Work to be completed >> Replace "bounding boxes" with "coordinates" in the rows from the start of the rows through the line that contains "html-text:Pachygrapsus crassipes: Pachygrapsus", and change nothing else. Give only those lines.

** START Data to use **

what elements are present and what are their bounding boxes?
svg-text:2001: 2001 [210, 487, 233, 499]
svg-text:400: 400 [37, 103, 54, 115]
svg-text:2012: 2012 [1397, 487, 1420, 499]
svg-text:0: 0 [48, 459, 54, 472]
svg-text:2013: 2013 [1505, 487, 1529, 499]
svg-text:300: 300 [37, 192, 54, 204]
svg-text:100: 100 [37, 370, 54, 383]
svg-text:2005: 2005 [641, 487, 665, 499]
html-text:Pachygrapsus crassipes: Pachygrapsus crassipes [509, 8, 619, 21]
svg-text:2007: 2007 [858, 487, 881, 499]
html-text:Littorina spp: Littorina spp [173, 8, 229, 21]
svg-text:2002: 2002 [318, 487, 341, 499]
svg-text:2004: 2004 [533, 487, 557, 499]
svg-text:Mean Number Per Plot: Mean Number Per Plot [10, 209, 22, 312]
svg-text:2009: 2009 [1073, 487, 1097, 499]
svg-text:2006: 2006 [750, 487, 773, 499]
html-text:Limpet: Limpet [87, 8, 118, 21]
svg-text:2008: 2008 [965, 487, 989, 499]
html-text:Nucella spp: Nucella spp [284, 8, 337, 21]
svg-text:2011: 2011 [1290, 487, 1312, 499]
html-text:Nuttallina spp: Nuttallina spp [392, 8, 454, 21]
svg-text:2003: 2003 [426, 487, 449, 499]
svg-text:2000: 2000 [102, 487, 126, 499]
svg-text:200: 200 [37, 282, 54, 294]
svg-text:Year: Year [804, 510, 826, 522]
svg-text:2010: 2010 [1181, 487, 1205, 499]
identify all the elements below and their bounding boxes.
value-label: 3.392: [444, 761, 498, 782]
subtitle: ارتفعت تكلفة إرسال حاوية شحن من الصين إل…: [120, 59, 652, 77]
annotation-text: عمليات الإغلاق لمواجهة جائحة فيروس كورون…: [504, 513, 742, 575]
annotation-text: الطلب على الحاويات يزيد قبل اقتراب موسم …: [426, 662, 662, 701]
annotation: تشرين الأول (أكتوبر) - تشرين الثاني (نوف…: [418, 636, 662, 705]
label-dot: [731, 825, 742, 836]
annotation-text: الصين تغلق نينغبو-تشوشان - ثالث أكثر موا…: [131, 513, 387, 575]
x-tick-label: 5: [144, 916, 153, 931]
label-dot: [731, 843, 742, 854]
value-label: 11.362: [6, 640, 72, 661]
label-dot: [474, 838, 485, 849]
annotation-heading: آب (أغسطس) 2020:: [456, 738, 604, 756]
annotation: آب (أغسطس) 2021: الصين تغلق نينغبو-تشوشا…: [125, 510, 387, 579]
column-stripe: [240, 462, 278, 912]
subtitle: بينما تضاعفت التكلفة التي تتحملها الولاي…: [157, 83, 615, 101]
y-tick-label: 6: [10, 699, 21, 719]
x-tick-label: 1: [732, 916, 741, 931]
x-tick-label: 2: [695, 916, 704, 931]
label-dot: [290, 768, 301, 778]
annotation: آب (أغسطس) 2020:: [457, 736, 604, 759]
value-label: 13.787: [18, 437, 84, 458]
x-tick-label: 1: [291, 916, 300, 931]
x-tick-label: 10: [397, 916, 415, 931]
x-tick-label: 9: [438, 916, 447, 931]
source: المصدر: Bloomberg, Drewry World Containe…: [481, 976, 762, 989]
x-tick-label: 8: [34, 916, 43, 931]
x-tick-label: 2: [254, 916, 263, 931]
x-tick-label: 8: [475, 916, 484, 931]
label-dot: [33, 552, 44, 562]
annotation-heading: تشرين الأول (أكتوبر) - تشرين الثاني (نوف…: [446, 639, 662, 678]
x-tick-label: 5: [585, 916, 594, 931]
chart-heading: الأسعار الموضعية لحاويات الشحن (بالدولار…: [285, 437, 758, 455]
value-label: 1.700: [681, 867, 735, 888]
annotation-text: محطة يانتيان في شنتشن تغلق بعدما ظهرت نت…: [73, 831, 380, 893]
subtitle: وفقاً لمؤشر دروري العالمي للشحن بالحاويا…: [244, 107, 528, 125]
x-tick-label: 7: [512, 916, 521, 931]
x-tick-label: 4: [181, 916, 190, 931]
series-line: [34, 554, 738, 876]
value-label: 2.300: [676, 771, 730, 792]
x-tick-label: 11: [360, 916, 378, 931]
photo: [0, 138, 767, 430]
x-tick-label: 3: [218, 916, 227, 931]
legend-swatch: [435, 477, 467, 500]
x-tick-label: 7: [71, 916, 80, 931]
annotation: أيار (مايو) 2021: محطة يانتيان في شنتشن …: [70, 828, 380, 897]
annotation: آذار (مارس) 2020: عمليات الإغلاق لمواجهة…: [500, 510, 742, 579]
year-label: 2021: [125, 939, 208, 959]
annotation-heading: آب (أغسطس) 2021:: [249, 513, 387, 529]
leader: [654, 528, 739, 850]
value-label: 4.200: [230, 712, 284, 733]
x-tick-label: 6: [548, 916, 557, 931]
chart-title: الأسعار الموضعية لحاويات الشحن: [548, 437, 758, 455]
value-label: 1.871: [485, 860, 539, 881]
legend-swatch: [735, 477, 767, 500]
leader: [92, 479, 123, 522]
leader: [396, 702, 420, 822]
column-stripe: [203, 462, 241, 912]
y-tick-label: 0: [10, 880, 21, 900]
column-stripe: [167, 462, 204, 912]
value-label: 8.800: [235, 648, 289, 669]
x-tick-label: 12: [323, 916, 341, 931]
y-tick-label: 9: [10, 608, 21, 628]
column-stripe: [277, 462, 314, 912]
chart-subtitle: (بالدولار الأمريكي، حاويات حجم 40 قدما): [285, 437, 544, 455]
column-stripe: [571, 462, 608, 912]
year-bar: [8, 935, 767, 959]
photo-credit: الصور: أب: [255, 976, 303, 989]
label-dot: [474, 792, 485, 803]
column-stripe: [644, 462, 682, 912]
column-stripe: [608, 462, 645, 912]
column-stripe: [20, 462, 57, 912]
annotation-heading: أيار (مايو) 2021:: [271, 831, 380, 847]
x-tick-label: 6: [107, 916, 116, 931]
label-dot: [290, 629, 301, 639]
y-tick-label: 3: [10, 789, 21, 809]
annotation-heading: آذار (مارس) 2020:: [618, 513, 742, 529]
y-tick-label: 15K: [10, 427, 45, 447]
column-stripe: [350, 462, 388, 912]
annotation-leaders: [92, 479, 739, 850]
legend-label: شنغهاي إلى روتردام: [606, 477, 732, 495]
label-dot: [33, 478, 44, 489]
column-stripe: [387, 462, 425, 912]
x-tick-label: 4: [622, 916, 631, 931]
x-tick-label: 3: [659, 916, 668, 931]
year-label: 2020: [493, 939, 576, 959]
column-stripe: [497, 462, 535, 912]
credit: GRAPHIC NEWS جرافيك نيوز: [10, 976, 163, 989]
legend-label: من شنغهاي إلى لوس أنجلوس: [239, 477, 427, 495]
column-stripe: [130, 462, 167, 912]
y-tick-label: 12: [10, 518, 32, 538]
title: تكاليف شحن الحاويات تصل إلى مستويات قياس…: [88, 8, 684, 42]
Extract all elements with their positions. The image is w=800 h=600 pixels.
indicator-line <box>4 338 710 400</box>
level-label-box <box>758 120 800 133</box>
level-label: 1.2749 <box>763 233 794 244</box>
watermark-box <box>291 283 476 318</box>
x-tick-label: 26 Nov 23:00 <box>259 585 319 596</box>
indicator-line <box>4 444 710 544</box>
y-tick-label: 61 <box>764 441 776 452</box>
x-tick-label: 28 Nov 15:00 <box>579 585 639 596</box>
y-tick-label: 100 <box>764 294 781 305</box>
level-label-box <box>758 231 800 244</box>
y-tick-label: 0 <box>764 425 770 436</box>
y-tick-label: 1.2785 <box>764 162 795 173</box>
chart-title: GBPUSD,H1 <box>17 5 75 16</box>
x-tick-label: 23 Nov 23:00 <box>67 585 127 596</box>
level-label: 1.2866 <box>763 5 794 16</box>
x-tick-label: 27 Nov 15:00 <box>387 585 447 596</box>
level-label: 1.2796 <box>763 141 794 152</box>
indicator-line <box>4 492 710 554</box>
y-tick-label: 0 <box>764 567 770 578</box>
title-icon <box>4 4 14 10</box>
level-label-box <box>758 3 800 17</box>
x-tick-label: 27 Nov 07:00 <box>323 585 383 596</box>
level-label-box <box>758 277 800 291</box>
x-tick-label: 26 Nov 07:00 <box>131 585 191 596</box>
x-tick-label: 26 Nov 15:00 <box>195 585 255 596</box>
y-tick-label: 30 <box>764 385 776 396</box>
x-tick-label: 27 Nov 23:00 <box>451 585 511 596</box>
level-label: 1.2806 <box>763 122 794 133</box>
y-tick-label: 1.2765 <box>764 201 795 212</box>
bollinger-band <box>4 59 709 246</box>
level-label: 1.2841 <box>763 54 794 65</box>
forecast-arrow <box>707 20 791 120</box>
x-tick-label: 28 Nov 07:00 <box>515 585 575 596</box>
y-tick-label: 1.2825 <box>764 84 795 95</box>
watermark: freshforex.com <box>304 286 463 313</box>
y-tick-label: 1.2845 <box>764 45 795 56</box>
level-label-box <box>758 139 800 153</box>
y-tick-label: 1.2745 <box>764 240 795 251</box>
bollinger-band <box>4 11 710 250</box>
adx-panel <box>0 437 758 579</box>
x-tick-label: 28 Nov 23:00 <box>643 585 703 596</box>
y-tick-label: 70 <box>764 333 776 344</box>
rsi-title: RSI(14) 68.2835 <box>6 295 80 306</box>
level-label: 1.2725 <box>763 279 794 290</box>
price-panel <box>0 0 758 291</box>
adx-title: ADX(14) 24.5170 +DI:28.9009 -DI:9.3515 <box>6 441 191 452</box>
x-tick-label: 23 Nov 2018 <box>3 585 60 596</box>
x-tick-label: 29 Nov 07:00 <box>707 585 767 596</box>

** END Data to use **

Task response >>
what elements are present and what are their coordinates?
svg-text:2001: 2001 [210, 487, 233, 499]
svg-text:400: 400 [37, 103, 54, 115]
svg-text:2012: 2012 [1397, 487, 1420, 499]
svg-text:0: 0 [48, 459, 54, 472]
svg-text:2013: 2013 [1505, 487, 1529, 499]
svg-text:300: 300 [37, 192, 54, 204]
svg-text:100: 100 [37, 370, 54, 383]
svg-text:2005: 2005 [641, 487, 665, 499]
html-text:Pachygrapsus crassipes: Pachygrapsus crassipes [509, 8, 619, 21]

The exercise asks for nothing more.